**Exercise directions**
Search the data below for "Very"; list each line that holds it.

**Records for the exercise**
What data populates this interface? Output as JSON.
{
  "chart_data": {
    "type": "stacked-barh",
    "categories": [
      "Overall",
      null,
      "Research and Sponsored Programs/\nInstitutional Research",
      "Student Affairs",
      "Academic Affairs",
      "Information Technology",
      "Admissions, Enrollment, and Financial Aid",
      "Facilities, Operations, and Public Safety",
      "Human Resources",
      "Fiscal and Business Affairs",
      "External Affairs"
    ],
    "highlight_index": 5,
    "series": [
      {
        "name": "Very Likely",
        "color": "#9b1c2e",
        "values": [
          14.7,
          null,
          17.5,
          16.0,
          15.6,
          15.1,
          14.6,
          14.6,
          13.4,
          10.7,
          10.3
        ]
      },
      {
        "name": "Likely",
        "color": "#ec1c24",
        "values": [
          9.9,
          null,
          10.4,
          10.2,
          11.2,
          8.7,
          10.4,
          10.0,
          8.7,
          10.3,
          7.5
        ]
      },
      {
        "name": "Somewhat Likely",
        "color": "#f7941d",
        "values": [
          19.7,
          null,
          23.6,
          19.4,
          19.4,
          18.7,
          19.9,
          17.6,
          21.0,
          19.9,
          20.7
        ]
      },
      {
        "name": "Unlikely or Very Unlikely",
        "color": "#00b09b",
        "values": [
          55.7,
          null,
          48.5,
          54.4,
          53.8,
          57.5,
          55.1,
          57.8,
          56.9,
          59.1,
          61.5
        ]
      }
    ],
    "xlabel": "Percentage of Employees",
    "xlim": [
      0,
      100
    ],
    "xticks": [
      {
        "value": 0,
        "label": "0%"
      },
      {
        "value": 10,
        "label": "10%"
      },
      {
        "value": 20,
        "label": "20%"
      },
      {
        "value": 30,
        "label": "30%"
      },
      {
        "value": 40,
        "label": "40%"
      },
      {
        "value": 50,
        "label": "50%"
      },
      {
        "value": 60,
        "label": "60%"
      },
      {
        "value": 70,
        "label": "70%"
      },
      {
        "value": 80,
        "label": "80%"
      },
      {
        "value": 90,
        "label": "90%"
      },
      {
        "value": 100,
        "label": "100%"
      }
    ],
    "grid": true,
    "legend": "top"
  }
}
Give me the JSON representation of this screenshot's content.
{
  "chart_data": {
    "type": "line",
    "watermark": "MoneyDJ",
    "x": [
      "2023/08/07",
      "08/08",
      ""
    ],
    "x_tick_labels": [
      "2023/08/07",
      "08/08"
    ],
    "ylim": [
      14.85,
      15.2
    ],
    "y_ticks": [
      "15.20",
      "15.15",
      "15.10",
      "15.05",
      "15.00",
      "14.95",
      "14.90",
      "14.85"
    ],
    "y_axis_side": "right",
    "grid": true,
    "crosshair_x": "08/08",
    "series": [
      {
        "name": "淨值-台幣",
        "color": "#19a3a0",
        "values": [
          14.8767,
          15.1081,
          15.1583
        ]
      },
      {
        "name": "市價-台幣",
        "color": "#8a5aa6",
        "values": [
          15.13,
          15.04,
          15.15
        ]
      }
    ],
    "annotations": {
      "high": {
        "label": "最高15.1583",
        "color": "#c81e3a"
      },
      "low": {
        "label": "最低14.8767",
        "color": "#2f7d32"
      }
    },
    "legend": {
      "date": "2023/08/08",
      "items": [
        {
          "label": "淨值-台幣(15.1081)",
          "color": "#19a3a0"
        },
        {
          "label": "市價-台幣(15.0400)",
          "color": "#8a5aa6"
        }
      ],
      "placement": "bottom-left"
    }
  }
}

**Complete response**
        "name": "Very Likely",
        "name": "Unlikely or Very Unlikely",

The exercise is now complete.